[Part of a data file]

__________

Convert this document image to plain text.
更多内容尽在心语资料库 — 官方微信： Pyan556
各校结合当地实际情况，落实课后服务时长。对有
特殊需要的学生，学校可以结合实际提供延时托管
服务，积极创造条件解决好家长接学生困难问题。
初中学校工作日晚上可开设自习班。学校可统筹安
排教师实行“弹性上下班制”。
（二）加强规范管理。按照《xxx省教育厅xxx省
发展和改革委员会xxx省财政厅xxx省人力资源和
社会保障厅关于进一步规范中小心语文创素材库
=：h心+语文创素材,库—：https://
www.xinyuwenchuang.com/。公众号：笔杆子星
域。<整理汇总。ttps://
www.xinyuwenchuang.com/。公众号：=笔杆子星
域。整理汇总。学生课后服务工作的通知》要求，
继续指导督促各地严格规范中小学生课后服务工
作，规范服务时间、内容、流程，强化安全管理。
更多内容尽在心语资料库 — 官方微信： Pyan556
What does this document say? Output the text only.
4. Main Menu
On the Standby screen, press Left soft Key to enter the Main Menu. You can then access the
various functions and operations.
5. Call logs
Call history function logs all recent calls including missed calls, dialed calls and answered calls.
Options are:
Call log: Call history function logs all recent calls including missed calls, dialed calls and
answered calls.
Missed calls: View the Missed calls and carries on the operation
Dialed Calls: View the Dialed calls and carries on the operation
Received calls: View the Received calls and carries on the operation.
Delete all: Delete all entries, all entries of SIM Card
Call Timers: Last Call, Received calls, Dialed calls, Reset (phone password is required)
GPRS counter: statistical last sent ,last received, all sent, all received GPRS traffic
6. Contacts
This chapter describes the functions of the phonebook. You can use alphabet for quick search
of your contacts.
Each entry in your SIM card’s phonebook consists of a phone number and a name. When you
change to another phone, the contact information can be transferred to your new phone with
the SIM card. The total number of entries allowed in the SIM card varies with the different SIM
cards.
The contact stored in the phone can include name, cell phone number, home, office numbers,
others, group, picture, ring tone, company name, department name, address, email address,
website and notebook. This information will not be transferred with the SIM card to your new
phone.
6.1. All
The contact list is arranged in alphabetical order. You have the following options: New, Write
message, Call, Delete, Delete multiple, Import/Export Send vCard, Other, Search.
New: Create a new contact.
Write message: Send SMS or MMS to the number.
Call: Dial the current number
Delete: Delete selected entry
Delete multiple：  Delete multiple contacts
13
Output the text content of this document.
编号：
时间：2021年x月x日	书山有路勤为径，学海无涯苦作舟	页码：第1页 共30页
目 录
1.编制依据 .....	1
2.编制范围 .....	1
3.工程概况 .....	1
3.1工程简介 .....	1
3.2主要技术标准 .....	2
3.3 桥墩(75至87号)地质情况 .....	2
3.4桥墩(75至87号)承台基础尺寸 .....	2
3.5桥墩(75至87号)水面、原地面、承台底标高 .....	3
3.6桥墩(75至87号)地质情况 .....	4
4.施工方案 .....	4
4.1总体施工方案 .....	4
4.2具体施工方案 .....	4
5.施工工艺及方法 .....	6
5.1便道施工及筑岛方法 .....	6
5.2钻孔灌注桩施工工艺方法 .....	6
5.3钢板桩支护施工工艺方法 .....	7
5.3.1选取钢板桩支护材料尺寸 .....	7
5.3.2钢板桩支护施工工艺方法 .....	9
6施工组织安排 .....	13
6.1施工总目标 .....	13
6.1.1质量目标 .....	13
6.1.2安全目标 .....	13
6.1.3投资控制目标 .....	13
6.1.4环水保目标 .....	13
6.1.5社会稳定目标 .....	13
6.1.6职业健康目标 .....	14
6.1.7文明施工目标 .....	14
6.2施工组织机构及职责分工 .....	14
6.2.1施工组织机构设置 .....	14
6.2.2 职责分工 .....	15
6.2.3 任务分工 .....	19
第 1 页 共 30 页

__________

■ TASK DETAILS: Reproduce every entry shown above, precisely as it stands.

■ ANSWER BELOW:
Convert this document image to plain text.
更多内容尽在心语资料库 — 官方微信： Pyan556
各校结合当地实际情况，落实课后服务时长。对有
特殊需要的学生，学校可以结合实际提供延时托管
服务，积极创造条件解决好家长接学生困难问题。
初中学校工作日晚上可开设自习班。学校可统筹安
排教师实行“弹性上下班制”。
（二）加强规范管理。按照《xxx省教育厅xxx省
发展和改革委员会xxx省财政厅xxx省人力资源和
社会保障厅关于进一步规范中小心语文创素材库
=：h心+语文创素材,库—：https://
www.xinyuwenchuang.com/。公众号：笔杆子星
域。<整理汇总。ttps://
www.xinyuwenchuang.com/。公众号：=笔杆子星
域。整理汇总。学生课后服务工作的通知》要求，
继续指导督促各地严格规范中小学生课后服务工
作，规范服务时间、内容、流程，强化安全管理。
更多内容尽在心语资料库 — 官方微信： Pyan556
What does this document say? Output the text only.
4. Main Menu
On the Standby screen, press Left soft Key to enter the Main Menu. You can then access the
various functions and operations.
5. Call logs
Call history function logs all recent calls including missed calls, dialed calls and answered calls.
Options are:
Call log: Call history function logs all recent calls including missed calls, dialed calls and
answered calls.
Missed calls: View the Missed calls and carries on the operation
Dialed Calls: View the Dialed calls and carries on the operation
Received calls: View the Received calls and carries on the operation.
Delete all: Delete all entries, all entries of SIM Card
Call Timers: Last Call, Received calls, Dialed calls, Reset (phone password is required)
GPRS counter: statistical last sent ,last received, all sent, all received GPRS traffic
6. Contacts
This chapter describes the functions of the phonebook. You can use alphabet for quick search
of your contacts.
Each entry in your SIM card’s phonebook consists of a phone number and a name. When you
change to another phone, the contact information can be transferred to your new phone with
the SIM card. The total number of entries allowed in the SIM card varies with the different SIM
cards.
The contact stored in the phone can include name, cell phone number, home, office numbers,
others, group, picture, ring tone, company name, department name, address, email address,
website and notebook. This information will not be transferred with the SIM card to your new
phone.
6.1. All
The contact list is arranged in alphabetical order. You have the following options: New, Write
message, Call, Delete, Delete multiple, Import/Export Send vCard, Other, Search.
New: Create a new contact.
Write message: Send SMS or MMS to the number.
Call: Dial the current number
Delete: Delete selected entry
Delete multiple：  Delete multiple contacts
13
Output the text content of this document.
编号：
时间：2021年x月x日	书山有路勤为径，学海无涯苦作舟	页码：第1页 共30页
目 录
1.编制依据 .....	1
2.编制范围 .....	1
3.工程概况 .....	1
3.1工程简介 .....	1
3.2主要技术标准 .....	2
3.3 桥墩(75至87号)地质情况 .....	2
3.4桥墩(75至87号)承台基础尺寸 .....	2
3.5桥墩(75至87号)水面、原地面、承台底标高 .....	3
3.6桥墩(75至87号)地质情况 .....	4
4.施工方案 .....	4
4.1总体施工方案 .....	4
4.2具体施工方案 .....	4
5.施工工艺及方法 .....	6
5.1便道施工及筑岛方法 .....	6
5.2钻孔灌注桩施工工艺方法 .....	6
5.3钢板桩支护施工工艺方法 .....	7
5.3.1选取钢板桩支护材料尺寸 .....	7
5.3.2钢板桩支护施工工艺方法 .....	9
6施工组织安排 .....	13
6.1施工总目标 .....	13
6.1.1质量目标 .....	13
6.1.2安全目标 .....	13
6.1.3投资控制目标 .....	13
6.1.4环水保目标 .....	13
6.1.5社会稳定目标 .....	13
6.1.6职业健康目标 .....	14
6.1.7文明施工目标 .....	14
6.2施工组织机构及职责分工 .....	14
6.2.1施工组织机构设置 .....	14
6.2.2 职责分工 .....	15
6.2.3 任务分工 .....	19
第 1 页 共 30 页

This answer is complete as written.